- _What to produce_:
Please copy the records verbatim, from the start of the records up to and including the line with "- chart-bars: [143, 256, 421, 551]".

----- Data

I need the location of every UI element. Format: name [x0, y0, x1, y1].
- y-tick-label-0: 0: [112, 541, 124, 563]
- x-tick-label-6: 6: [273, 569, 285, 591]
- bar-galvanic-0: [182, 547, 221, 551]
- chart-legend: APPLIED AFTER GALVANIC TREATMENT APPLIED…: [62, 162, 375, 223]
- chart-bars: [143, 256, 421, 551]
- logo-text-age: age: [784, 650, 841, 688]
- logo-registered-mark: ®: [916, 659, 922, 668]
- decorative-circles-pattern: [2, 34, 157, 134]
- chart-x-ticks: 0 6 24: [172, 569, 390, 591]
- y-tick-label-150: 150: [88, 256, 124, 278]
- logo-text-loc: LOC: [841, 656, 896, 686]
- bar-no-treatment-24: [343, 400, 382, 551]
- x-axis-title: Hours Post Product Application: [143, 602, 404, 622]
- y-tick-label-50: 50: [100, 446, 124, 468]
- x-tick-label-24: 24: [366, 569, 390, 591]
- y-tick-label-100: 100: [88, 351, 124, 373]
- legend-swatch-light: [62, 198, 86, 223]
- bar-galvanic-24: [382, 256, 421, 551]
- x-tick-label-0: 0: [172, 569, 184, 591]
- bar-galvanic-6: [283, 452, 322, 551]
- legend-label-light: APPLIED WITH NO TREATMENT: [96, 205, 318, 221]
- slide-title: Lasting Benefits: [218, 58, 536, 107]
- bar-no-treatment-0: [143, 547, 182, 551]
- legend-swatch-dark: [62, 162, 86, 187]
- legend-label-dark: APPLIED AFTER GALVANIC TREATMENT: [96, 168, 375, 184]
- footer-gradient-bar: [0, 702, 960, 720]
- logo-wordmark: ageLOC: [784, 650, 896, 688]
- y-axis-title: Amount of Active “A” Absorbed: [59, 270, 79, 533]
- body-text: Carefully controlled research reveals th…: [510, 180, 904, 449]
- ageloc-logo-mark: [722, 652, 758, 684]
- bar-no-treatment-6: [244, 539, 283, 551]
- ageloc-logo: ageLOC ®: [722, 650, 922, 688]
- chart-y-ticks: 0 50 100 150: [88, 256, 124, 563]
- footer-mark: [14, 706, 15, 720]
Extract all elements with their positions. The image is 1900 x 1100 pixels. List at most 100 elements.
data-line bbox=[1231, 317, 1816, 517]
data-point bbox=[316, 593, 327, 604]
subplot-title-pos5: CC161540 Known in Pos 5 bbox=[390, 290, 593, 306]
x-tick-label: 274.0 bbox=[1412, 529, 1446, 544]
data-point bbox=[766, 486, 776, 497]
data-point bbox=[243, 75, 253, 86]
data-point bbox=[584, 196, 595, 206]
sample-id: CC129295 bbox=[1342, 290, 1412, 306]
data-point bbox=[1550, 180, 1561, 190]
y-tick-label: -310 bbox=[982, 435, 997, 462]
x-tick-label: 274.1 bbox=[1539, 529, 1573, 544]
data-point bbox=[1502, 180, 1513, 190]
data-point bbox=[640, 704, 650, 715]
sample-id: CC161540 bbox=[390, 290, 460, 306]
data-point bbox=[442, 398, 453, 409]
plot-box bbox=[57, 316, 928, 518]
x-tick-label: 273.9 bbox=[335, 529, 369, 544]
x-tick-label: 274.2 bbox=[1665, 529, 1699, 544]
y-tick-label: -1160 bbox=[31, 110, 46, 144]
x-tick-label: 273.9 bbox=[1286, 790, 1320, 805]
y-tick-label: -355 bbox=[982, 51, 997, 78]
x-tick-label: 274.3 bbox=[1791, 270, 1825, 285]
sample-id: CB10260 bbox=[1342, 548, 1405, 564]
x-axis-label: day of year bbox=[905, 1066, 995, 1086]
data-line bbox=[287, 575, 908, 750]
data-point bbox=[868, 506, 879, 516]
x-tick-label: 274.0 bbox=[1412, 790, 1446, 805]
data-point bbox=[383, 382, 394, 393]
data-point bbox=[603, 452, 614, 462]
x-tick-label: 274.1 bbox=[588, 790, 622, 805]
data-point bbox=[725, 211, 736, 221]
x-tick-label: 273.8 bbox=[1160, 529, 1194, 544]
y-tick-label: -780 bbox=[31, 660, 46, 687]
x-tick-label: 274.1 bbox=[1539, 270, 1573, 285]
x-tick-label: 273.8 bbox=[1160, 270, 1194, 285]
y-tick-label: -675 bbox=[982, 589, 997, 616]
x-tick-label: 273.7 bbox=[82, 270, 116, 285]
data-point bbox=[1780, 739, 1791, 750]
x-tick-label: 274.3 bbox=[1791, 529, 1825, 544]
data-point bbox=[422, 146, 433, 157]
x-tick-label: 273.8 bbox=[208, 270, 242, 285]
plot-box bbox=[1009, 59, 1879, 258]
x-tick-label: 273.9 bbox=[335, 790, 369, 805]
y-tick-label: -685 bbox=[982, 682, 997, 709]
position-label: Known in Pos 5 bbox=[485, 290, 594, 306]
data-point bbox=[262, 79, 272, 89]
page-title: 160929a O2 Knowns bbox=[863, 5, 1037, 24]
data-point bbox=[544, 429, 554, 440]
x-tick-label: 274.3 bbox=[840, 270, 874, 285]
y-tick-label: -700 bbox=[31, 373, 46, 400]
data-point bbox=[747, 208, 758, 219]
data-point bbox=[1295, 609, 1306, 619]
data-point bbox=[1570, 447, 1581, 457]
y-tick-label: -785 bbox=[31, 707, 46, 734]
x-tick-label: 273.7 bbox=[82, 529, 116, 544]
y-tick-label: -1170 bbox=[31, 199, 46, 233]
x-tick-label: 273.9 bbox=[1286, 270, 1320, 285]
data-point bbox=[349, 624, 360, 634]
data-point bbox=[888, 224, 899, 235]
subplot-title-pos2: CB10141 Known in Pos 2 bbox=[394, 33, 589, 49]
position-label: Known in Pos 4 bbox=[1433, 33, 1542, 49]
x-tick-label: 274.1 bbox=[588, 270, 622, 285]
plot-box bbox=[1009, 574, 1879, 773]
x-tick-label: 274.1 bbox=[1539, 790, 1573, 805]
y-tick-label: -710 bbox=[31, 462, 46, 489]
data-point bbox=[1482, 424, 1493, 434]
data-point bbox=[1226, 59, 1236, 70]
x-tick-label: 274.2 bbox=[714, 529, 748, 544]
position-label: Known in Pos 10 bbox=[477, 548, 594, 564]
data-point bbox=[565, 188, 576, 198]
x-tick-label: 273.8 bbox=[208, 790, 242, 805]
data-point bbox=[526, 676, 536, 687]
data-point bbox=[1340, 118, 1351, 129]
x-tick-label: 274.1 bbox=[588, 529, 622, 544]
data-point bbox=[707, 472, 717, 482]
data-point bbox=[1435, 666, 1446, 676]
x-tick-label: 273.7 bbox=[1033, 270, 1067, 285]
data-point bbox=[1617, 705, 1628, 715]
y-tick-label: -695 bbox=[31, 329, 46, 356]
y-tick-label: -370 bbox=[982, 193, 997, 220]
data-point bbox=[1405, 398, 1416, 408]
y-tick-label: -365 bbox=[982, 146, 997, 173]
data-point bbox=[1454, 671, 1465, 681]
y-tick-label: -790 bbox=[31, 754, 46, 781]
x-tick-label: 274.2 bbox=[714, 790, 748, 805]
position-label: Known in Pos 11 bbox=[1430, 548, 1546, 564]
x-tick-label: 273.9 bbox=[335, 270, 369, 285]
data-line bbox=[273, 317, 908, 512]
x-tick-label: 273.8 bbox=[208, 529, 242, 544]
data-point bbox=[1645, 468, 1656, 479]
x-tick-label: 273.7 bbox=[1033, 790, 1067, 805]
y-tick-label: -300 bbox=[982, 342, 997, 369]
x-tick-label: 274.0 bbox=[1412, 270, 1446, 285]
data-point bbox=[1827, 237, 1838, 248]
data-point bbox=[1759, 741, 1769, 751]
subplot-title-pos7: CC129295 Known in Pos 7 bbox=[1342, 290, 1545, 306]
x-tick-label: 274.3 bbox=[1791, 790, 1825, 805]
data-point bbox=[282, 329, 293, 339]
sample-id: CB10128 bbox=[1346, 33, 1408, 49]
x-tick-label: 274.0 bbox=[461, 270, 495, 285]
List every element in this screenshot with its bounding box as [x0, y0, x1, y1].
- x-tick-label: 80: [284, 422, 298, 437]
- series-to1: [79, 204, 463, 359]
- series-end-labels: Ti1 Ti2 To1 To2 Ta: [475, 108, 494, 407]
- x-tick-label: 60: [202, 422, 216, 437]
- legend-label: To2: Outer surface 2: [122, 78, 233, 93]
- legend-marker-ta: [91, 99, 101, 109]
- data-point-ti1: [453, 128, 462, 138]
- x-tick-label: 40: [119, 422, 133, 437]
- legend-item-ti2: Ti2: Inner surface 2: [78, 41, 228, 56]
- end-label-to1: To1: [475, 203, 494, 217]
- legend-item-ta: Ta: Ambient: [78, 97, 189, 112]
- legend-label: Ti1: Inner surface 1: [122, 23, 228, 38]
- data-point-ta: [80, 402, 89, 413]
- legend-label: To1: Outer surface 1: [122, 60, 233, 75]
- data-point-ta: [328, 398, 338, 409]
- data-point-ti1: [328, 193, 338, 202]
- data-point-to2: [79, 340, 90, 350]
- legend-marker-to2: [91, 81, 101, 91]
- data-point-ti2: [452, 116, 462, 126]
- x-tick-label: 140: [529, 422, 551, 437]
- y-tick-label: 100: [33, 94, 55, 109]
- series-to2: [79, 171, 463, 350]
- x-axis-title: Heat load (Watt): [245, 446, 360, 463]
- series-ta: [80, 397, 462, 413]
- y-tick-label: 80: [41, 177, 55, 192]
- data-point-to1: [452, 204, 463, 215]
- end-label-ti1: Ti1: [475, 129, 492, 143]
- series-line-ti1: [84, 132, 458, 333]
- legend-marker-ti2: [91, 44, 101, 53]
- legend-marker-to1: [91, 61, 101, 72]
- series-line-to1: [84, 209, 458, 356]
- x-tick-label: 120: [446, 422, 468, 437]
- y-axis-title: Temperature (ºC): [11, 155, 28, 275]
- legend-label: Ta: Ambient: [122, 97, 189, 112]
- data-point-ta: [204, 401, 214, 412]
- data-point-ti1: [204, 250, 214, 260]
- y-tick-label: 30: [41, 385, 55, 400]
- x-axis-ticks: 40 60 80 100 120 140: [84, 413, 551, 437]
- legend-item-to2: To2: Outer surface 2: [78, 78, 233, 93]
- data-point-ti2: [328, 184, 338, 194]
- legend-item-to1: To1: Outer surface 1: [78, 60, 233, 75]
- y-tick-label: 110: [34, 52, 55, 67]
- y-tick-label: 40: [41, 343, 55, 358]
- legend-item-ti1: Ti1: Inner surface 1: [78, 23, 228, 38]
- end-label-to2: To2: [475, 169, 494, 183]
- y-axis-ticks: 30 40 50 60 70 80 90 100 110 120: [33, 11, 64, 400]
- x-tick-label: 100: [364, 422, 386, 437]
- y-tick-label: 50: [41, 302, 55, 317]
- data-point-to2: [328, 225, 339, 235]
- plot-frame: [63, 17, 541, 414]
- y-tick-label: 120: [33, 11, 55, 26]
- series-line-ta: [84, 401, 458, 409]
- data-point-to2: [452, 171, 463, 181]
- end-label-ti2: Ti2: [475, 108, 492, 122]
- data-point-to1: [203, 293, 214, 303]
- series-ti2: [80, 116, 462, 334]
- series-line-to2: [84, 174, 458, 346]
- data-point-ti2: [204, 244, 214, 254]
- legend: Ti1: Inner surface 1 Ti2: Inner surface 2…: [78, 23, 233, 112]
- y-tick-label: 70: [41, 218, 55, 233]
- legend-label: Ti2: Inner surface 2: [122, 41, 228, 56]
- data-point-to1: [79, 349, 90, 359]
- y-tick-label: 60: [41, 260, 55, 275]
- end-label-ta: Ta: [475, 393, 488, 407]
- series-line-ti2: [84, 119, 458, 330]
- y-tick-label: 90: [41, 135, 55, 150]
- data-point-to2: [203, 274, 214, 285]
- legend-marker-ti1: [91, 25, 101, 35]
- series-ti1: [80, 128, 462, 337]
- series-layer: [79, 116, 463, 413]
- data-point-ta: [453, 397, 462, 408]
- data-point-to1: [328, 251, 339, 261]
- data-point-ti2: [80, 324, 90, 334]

----------

- _Output of the exercise_:
I need the location of every UI element. Format: name [x0, y0, x1, y1].
- y-tick-label-0: 0: [112, 541, 124, 563]
- x-tick-label-6: 6: [273, 569, 285, 591]
- bar-galvanic-0: [182, 547, 221, 551]
- chart-legend: APPLIED AFTER GALVANIC TREATMENT APPLIED…: [62, 162, 375, 223]
- chart-bars: [143, 256, 421, 551]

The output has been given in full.